Collected data

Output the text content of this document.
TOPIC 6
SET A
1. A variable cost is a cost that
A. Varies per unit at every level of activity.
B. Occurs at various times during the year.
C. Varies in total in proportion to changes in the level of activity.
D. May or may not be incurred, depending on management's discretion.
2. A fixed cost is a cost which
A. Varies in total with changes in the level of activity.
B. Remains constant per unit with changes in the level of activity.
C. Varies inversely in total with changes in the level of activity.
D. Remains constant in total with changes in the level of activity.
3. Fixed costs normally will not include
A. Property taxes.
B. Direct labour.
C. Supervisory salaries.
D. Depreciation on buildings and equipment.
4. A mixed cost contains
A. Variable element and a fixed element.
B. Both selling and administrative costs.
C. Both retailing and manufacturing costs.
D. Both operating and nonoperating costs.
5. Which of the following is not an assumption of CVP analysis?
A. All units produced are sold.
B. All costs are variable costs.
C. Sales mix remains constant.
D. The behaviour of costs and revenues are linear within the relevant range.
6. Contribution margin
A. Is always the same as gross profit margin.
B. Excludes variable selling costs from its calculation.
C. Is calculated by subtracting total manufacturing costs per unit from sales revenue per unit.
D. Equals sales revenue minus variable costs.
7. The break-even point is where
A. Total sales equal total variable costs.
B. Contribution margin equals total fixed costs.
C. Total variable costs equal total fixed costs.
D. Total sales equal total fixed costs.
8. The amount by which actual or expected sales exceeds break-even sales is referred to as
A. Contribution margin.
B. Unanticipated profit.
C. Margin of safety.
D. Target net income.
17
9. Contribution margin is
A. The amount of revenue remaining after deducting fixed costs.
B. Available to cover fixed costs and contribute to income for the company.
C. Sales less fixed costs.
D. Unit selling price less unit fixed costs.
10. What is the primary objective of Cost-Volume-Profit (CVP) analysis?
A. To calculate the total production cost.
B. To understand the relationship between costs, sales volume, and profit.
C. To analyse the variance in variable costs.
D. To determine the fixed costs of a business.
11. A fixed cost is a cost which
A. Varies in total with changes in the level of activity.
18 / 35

### [Written problem]
Could you reproduce every record above exactly as it appears?

### [The response]
Output the text content of this document.
TOPIC 6
SET A
1. A variable cost is a cost that
A. Varies per unit at every level of activity.
B. Occurs at various times during the year.
C. Varies in total in proportion to changes in the level of activity.
D. May or may not be incurred, depending on management's discretion.
2. A fixed cost is a cost which
A. Varies in total with changes in the level of activity.
B. Remains constant per unit with changes in the level of activity.
C. Varies inversely in total with changes in the level of activity.
D. Remains constant in total with changes in the level of activity.
3. Fixed costs normally will not include
A. Property taxes.
B. Direct labour.
C. Supervisory salaries.
D. Depreciation on buildings and equipment.
4. A mixed cost contains
A. Variable element and a fixed element.
B. Both selling and administrative costs.
C. Both retailing and manufacturing costs.
D. Both operating and nonoperating costs.
5. Which of the following is not an assumption of CVP analysis?
A. All units produced are sold.
B. All costs are variable costs.
C. Sales mix remains constant.
D. The behaviour of costs and revenues are linear within the relevant range.
6. Contribution margin
A. Is always the same as gross profit margin.
B. Excludes variable selling costs from its calculation.
C. Is calculated by subtracting total manufacturing costs per unit from sales revenue per unit.
D. Equals sales revenue minus variable costs.
7. The break-even point is where
A. Total sales equal total variable costs.
B. Contribution margin equals total fixed costs.
C. Total variable costs equal total fixed costs.
D. Total sales equal total fixed costs.
8. The amount by which actual or expected sales exceeds break-even sales is referred to as
A. Contribution margin.
B. Unanticipated profit.
C. Margin of safety.
D. Target net income.
17
9. Contribution margin is
A. The amount of revenue remaining after deducting fixed costs.
B. Available to cover fixed costs and contribute to income for the company.
C. Sales less fixed costs.
D. Unit selling price less unit fixed costs.
10. What is the primary objective of Cost-Volume-Profit (CVP) analysis?
A. To calculate the total production cost.
B. To understand the relationship between costs, sales volume, and profit.
C. To analyse the variance in variable costs.
D. To determine the fixed costs of a business.
11. A fixed cost is a cost which
A. Varies in total with changes in the level of activity.
18 / 35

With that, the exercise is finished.